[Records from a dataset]
----------

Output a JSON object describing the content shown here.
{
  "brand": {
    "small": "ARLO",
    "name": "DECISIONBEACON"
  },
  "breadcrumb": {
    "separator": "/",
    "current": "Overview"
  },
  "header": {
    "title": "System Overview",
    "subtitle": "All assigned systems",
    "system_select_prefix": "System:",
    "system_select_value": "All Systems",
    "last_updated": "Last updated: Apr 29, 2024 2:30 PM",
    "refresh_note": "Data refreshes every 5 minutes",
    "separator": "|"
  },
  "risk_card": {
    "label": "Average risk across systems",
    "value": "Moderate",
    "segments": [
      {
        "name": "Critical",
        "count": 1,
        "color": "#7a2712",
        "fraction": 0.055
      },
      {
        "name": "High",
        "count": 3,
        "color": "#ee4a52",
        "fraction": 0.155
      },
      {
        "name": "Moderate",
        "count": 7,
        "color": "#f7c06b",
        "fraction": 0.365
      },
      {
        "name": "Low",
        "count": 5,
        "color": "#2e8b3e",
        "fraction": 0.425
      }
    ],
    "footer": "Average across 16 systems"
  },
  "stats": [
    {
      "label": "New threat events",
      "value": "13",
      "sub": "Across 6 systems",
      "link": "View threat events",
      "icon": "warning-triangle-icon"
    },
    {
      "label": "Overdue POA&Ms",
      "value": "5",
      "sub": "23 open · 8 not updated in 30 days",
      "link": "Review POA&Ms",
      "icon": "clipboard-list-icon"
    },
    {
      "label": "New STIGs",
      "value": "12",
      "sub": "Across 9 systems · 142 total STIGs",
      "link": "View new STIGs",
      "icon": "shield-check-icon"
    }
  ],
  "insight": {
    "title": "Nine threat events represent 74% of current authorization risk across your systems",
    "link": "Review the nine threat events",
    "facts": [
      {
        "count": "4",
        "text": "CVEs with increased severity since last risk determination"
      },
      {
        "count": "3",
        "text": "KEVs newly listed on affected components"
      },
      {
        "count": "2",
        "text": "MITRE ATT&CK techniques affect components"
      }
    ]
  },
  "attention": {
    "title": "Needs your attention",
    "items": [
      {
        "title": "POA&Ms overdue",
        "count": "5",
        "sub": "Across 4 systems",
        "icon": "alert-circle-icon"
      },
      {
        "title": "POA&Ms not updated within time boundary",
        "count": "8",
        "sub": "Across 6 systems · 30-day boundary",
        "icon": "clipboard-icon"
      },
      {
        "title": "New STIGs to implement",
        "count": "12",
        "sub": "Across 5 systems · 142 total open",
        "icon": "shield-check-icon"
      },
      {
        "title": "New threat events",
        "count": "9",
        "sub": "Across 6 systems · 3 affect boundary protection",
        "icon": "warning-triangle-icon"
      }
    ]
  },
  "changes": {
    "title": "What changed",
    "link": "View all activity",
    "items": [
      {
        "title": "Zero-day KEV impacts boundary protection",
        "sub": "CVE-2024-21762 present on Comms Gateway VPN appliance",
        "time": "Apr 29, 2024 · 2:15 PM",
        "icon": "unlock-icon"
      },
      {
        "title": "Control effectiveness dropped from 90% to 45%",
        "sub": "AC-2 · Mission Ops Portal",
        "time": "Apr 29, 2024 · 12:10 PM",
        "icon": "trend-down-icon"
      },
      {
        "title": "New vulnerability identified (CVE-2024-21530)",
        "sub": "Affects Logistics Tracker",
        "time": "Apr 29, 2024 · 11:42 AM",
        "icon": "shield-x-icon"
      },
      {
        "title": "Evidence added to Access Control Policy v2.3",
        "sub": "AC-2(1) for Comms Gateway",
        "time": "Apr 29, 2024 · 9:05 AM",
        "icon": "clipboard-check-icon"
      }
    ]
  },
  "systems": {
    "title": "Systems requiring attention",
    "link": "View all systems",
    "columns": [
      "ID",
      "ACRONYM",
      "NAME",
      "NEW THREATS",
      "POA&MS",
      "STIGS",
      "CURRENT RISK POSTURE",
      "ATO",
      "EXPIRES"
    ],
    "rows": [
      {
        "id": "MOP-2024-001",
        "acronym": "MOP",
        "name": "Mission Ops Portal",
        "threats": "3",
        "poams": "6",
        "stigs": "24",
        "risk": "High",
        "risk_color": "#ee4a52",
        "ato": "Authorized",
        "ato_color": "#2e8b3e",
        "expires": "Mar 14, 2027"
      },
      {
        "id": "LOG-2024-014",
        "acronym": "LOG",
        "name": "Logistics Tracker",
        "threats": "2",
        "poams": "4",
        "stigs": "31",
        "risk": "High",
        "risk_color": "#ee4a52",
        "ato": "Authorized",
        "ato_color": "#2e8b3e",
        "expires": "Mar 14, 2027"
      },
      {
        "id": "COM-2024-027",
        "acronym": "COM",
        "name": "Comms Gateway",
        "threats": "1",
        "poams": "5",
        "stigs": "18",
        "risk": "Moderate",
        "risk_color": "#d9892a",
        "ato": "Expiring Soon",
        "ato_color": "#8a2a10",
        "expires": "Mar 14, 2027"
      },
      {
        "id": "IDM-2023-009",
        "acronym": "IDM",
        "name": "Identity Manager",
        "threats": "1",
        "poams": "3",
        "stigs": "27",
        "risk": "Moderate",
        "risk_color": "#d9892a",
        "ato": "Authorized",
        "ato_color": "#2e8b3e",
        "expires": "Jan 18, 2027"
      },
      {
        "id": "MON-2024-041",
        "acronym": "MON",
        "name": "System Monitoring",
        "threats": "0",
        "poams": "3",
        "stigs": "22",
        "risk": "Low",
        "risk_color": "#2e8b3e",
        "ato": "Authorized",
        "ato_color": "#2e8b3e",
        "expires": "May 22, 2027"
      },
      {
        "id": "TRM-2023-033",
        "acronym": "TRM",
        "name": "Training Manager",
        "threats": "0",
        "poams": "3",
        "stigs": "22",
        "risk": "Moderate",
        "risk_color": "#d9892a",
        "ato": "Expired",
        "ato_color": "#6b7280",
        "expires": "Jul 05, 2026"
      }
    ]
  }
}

----------

_WHAT NEEDS TO BE DONE:_ In the listing above, find each line with the word "clipboard" and copy it.

_TASK SOLUTION:_
      "icon": "clipboard-list-icon"
        "icon": "clipboard-icon"
        "icon": "clipboard-check-icon"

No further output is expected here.